▶ **Your goal**
Count how many lines contain "JSON" and reply with that number only.

── Dataset content ──

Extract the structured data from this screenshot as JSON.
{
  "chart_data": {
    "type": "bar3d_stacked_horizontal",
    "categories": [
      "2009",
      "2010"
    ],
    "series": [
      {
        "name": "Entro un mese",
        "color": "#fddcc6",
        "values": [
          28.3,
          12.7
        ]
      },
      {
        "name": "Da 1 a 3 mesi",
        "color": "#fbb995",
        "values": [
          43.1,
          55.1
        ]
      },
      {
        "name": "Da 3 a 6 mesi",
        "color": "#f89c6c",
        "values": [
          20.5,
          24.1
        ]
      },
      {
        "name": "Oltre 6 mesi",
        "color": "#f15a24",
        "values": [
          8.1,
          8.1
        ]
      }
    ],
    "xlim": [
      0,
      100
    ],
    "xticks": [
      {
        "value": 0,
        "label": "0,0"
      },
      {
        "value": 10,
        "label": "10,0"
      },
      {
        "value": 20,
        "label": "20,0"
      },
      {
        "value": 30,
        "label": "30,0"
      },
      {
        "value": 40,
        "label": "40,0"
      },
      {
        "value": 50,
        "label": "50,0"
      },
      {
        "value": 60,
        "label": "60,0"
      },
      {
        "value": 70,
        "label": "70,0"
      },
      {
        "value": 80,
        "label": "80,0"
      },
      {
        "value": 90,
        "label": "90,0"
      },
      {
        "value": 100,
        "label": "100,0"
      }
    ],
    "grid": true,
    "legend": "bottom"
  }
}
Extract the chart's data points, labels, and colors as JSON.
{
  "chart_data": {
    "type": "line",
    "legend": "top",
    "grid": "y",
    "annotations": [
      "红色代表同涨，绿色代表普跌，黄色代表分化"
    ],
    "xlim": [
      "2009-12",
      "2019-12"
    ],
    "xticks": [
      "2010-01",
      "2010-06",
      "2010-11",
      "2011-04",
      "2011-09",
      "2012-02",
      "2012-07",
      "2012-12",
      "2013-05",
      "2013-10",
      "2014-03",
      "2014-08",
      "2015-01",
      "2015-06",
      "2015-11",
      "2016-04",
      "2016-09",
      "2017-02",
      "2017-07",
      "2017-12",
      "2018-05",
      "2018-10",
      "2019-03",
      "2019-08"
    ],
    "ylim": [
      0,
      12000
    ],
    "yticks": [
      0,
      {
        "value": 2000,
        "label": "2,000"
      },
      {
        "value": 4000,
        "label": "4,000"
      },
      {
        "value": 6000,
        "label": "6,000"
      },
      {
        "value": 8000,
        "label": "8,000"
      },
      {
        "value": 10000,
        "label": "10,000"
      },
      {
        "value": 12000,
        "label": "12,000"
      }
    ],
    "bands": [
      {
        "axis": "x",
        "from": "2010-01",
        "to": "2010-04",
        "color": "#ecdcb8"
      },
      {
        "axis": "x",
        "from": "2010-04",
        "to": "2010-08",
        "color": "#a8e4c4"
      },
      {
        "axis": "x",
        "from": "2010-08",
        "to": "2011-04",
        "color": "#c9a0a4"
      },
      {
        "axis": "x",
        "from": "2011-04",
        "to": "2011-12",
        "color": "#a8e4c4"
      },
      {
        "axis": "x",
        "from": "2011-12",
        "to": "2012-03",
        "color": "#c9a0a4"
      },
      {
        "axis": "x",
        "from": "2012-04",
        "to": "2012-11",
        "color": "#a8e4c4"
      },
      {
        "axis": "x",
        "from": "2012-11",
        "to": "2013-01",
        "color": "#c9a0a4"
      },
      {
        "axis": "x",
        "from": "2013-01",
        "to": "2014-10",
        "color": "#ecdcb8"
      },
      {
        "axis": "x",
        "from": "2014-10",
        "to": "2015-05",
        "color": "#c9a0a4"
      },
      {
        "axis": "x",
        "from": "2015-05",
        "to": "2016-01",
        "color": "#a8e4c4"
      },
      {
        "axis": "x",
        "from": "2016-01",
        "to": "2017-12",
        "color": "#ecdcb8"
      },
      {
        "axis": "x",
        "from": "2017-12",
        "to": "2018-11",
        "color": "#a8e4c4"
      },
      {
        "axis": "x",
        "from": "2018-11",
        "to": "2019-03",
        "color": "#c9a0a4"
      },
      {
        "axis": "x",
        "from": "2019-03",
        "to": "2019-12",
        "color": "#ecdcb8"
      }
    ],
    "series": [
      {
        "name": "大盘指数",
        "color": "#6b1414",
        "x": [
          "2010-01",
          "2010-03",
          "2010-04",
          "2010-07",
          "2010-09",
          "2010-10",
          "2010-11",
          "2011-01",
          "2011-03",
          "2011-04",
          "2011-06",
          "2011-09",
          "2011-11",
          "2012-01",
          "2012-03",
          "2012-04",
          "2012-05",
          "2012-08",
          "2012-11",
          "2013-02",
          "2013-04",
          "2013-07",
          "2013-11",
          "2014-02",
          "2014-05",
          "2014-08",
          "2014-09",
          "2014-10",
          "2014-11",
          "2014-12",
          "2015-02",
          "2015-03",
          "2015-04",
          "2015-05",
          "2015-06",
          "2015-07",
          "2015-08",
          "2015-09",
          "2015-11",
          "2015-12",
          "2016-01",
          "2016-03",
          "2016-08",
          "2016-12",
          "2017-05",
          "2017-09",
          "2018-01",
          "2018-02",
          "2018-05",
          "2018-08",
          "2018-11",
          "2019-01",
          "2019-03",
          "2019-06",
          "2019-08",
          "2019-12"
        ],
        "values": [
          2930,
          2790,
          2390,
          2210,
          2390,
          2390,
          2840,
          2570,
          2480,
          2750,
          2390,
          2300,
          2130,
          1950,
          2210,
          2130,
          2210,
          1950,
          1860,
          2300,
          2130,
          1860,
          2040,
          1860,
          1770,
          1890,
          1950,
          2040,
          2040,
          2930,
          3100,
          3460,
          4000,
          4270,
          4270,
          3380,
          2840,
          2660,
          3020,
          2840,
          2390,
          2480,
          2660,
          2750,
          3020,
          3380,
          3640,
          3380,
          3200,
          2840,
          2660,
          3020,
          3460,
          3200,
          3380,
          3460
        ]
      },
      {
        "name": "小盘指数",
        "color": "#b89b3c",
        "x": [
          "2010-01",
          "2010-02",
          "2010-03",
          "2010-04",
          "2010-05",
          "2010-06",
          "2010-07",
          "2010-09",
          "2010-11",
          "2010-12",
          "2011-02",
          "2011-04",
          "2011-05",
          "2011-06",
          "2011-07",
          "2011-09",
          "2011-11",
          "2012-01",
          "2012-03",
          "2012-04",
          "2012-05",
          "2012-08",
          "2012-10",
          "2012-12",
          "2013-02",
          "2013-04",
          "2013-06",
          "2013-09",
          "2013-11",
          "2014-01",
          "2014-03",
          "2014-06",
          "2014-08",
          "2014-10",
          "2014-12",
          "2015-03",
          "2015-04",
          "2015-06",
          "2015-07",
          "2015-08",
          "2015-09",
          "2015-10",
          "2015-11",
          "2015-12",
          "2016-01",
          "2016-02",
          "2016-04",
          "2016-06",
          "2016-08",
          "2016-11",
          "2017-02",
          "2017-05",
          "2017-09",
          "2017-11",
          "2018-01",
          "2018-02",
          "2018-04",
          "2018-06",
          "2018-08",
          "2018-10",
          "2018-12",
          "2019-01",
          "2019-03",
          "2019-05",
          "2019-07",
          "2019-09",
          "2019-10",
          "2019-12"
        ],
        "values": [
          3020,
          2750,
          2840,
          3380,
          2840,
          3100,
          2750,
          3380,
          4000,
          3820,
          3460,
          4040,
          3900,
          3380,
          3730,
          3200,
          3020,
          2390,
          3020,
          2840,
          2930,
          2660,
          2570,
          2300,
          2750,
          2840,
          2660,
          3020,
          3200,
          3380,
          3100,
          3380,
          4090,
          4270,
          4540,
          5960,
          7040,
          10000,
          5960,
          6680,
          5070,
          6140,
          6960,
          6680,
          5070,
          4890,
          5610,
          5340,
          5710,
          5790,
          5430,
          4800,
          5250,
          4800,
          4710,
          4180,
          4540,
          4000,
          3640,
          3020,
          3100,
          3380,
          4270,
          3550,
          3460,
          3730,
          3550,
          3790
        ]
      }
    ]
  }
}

───

▶ **Expected answer**
2